# WRITTEN EXERCISE
What follows is a listing; give it again exactly, in its entirety.

[Collected data entries]
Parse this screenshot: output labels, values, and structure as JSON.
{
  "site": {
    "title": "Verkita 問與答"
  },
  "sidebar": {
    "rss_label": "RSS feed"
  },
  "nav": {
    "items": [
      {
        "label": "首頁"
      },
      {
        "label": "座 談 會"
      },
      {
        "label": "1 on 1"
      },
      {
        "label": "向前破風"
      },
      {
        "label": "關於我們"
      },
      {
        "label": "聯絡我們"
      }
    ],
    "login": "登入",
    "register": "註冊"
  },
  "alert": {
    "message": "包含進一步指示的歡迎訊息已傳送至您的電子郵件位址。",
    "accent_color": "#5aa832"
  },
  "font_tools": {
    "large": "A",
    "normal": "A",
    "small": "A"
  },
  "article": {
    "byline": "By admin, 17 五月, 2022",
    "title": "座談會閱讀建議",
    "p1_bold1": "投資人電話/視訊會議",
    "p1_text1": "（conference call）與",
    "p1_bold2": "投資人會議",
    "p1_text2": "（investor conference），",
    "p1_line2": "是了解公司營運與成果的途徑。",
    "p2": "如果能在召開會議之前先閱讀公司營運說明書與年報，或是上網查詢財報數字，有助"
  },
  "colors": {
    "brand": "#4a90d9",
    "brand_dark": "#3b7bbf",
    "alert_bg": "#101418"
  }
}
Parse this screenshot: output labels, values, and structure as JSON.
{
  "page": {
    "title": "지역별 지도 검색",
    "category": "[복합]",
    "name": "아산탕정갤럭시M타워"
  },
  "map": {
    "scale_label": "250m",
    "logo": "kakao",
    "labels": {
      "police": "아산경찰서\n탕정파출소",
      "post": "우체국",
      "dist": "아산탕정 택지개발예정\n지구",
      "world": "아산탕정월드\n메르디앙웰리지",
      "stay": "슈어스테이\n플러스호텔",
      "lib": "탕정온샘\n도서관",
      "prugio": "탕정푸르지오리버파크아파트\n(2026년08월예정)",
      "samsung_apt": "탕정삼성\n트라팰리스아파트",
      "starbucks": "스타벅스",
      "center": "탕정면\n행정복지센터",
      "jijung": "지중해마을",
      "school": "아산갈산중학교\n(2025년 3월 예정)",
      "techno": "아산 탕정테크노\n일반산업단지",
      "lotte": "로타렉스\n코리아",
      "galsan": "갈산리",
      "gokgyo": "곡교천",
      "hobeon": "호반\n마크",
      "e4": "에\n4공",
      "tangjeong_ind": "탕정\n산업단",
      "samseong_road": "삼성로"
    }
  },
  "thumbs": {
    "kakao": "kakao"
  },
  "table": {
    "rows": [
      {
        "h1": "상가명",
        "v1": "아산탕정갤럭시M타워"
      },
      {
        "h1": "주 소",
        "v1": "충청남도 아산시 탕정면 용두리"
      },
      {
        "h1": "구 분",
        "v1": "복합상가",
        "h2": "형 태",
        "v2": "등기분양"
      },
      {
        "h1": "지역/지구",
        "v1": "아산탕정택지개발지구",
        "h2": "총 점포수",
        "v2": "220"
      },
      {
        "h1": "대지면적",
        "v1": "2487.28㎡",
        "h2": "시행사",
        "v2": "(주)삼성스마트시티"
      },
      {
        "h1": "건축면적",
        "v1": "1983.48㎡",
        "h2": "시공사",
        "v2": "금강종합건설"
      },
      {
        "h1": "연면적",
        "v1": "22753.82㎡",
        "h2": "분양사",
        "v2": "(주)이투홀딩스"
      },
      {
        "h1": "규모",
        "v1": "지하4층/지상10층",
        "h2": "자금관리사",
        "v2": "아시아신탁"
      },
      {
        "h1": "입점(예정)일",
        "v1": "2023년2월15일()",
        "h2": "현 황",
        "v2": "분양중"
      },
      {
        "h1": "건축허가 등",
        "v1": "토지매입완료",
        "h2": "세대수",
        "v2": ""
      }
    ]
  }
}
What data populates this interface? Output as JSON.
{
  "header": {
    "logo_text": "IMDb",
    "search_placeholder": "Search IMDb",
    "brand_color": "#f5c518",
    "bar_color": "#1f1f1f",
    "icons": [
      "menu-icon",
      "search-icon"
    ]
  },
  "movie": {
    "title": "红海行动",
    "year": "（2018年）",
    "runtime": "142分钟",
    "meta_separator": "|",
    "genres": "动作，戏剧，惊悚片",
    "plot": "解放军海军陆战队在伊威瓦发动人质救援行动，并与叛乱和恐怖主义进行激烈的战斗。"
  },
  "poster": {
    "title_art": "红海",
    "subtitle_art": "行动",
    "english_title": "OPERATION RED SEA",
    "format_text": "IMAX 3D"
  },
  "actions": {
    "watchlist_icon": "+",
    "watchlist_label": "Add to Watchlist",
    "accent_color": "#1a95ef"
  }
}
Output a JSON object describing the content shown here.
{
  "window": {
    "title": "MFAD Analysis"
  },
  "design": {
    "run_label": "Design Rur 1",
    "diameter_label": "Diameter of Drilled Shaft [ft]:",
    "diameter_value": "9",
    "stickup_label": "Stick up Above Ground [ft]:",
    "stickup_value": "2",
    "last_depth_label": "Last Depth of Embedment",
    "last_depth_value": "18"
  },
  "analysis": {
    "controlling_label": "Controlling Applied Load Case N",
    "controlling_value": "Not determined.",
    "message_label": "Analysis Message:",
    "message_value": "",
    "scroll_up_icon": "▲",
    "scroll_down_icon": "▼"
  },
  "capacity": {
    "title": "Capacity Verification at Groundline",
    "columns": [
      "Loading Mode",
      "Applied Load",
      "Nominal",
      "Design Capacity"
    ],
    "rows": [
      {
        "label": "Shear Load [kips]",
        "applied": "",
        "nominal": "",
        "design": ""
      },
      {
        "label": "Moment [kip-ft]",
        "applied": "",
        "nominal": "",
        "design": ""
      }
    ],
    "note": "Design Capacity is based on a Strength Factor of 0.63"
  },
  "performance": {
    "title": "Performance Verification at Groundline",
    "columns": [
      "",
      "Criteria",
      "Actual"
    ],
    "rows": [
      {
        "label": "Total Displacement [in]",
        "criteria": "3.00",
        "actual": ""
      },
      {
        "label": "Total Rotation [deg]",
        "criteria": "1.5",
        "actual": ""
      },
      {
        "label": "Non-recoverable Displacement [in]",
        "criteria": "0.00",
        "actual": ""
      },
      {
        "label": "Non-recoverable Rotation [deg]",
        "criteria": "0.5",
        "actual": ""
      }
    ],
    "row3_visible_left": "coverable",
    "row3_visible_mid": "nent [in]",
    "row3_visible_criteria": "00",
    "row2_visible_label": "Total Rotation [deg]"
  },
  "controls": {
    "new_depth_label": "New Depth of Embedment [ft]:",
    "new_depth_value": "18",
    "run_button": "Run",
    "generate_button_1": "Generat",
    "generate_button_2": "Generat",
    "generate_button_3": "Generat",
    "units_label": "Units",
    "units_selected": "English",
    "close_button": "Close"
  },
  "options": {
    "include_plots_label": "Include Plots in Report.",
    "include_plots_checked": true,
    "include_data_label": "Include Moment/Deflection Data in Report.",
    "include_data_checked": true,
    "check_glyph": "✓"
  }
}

# EXERCISE ANSWER
Parse this screenshot: output labels, values, and structure as JSON.
{
  "site": {
    "title": "Verkita 問與答"
  },
  "sidebar": {
    "rss_label": "RSS feed"
  },
  "nav": {
    "items": [
      {
        "label": "首頁"
      },
      {
        "label": "座 談 會"
      },
      {
        "label": "1 on 1"
      },
      {
        "label": "向前破風"
      },
      {
        "label": "關於我們"
      },
      {
        "label": "聯絡我們"
      }
    ],
    "login": "登入",
    "register": "註冊"
  },
  "alert": {
    "message": "包含進一步指示的歡迎訊息已傳送至您的電子郵件位址。",
    "accent_color": "#5aa832"
  },
  "font_tools": {
    "large": "A",
    "normal": "A",
    "small": "A"
  },
  "article": {
    "byline": "By admin, 17 五月, 2022",
    "title": "座談會閱讀建議",
    "p1_bold1": "投資人電話/視訊會議",
    "p1_text1": "（conference call）與",
    "p1_bold2": "投資人會議",
    "p1_text2": "（investor conference），",
    "p1_line2": "是了解公司營運與成果的途徑。",
    "p2": "如果能在召開會議之前先閱讀公司營運說明書與年報，或是上網查詢財報數字，有助"
  },
  "colors": {
    "brand": "#4a90d9",
    "brand_dark": "#3b7bbf",
    "alert_bg": "#101418"
  }
}
Parse this screenshot: output labels, values, and structure as JSON.
{
  "page": {
    "title": "지역별 지도 검색",
    "category": "[복합]",
    "name": "아산탕정갤럭시M타워"
  },
  "map": {
    "scale_label": "250m",
    "logo": "kakao",
    "labels": {
      "police": "아산경찰서\n탕정파출소",
      "post": "우체국",
      "dist": "아산탕정 택지개발예정\n지구",
      "world": "아산탕정월드\n메르디앙웰리지",
      "stay": "슈어스테이\n플러스호텔",
      "lib": "탕정온샘\n도서관",
      "prugio": "탕정푸르지오리버파크아파트\n(2026년08월예정)",
      "samsung_apt": "탕정삼성\n트라팰리스아파트",
      "starbucks": "스타벅스",
      "center": "탕정면\n행정복지센터",
      "jijung": "지중해마을",
      "school": "아산갈산중학교\n(2025년 3월 예정)",
      "techno": "아산 탕정테크노\n일반산업단지",
      "lotte": "로타렉스\n코리아",
      "galsan": "갈산리",
      "gokgyo": "곡교천",
      "hobeon": "호반\n마크",
      "e4": "에\n4공",
      "tangjeong_ind": "탕정\n산업단",
      "samseong_road": "삼성로"
    }
  },
  "thumbs": {
    "kakao": "kakao"
  },
  "table": {
    "rows": [
      {
        "h1": "상가명",
        "v1": "아산탕정갤럭시M타워"
      },
      {
        "h1": "주 소",
        "v1": "충청남도 아산시 탕정면 용두리"
      },
      {
        "h1": "구 분",
        "v1": "복합상가",
        "h2": "형 태",
        "v2": "등기분양"
      },
      {
        "h1": "지역/지구",
        "v1": "아산탕정택지개발지구",
        "h2": "총 점포수",
        "v2": "220"
      },
      {
        "h1": "대지면적",
        "v1": "2487.28㎡",
        "h2": "시행사",
        "v2": "(주)삼성스마트시티"
      },
      {
        "h1": "건축면적",
        "v1": "1983.48㎡",
        "h2": "시공사",
        "v2": "금강종합건설"
      },
      {
        "h1": "연면적",
        "v1": "22753.82㎡",
        "h2": "분양사",
        "v2": "(주)이투홀딩스"
      },
      {
        "h1": "규모",
        "v1": "지하4층/지상10층",
        "h2": "자금관리사",
        "v2": "아시아신탁"
      },
      {
        "h1": "입점(예정)일",
        "v1": "2023년2월15일()",
        "h2": "현 황",
        "v2": "분양중"
      },
      {
        "h1": "건축허가 등",
        "v1": "토지매입완료",
        "h2": "세대수",
        "v2": ""
      }
    ]
  }
}
What data populates this interface? Output as JSON.
{
  "header": {
    "logo_text": "IMDb",
    "search_placeholder": "Search IMDb",
    "brand_color": "#f5c518",
    "bar_color": "#1f1f1f",
    "icons": [
      "menu-icon",
      "search-icon"
    ]
  },
  "movie": {
    "title": "红海行动",
    "year": "（2018年）",
    "runtime": "142分钟",
    "meta_separator": "|",
    "genres": "动作，戏剧，惊悚片",
    "plot": "解放军海军陆战队在伊威瓦发动人质救援行动，并与叛乱和恐怖主义进行激烈的战斗。"
  },
  "poster": {
    "title_art": "红海",
    "subtitle_art": "行动",
    "english_title": "OPERATION RED SEA",
    "format_text": "IMAX 3D"
  },
  "actions": {
    "watchlist_icon": "+",
    "watchlist_label": "Add to Watchlist",
    "accent_color": "#1a95ef"
  }
}
Output a JSON object describing the content shown here.
{
  "window": {
    "title": "MFAD Analysis"
  },
  "design": {
    "run_label": "Design Rur 1",
    "diameter_label": "Diameter of Drilled Shaft [ft]:",
    "diameter_value": "9",
    "stickup_label": "Stick up Above Ground [ft]:",
    "stickup_value": "2",
    "last_depth_label": "Last Depth of Embedment",
    "last_depth_value": "18"
  },
  "analysis": {
    "controlling_label": "Controlling Applied Load Case N",
    "controlling_value": "Not determined.",
    "message_label": "Analysis Message:",
    "message_value": "",
    "scroll_up_icon": "▲",
    "scroll_down_icon": "▼"
  },
  "capacity": {
    "title": "Capacity Verification at Groundline",
    "columns": [
      "Loading Mode",
      "Applied Load",
      "Nominal",
      "Design Capacity"
    ],
    "rows": [
      {
        "label": "Shear Load [kips]",
        "applied": "",
        "nominal": "",
        "design": ""
      },
      {
        "label": "Moment [kip-ft]",
        "applied": "",
        "nominal": "",
        "design": ""
      }
    ],
    "note": "Design Capacity is based on a Strength Factor of 0.63"
  },
  "performance": {
    "title": "Performance Verification at Groundline",
    "columns": [
      "",
      "Criteria",
      "Actual"
    ],
    "rows": [
      {
        "label": "Total Displacement [in]",
        "criteria": "3.00",
        "actual": ""
      },
      {
        "label": "Total Rotation [deg]",
        "criteria": "1.5",
        "actual": ""
      },
      {
        "label": "Non-recoverable Displacement [in]",
        "criteria": "0.00",
        "actual": ""
      },
      {
        "label": "Non-recoverable Rotation [deg]",
        "criteria": "0.5",
        "actual": ""
      }
    ],
    "row3_visible_left": "coverable",
    "row3_visible_mid": "nent [in]",
    "row3_visible_criteria": "00",
    "row2_visible_label": "Total Rotation [deg]"
  },
  "controls": {
    "new_depth_label": "New Depth of Embedment [ft]:",
    "new_depth_value": "18",
    "run_button": "Run",
    "generate_button_1": "Generat",
    "generate_button_2": "Generat",
    "generate_button_3": "Generat",
    "units_label": "Units",
    "units_selected": "English",
    "close_button": "Close"
  },
  "options": {
    "include_plots_label": "Include Plots in Report.",
    "include_plots_checked": true,
    "include_data_label": "Include Moment/Deflection Data in Report.",
    "include_data_checked": true,
    "check_glyph": "✓"
  }
}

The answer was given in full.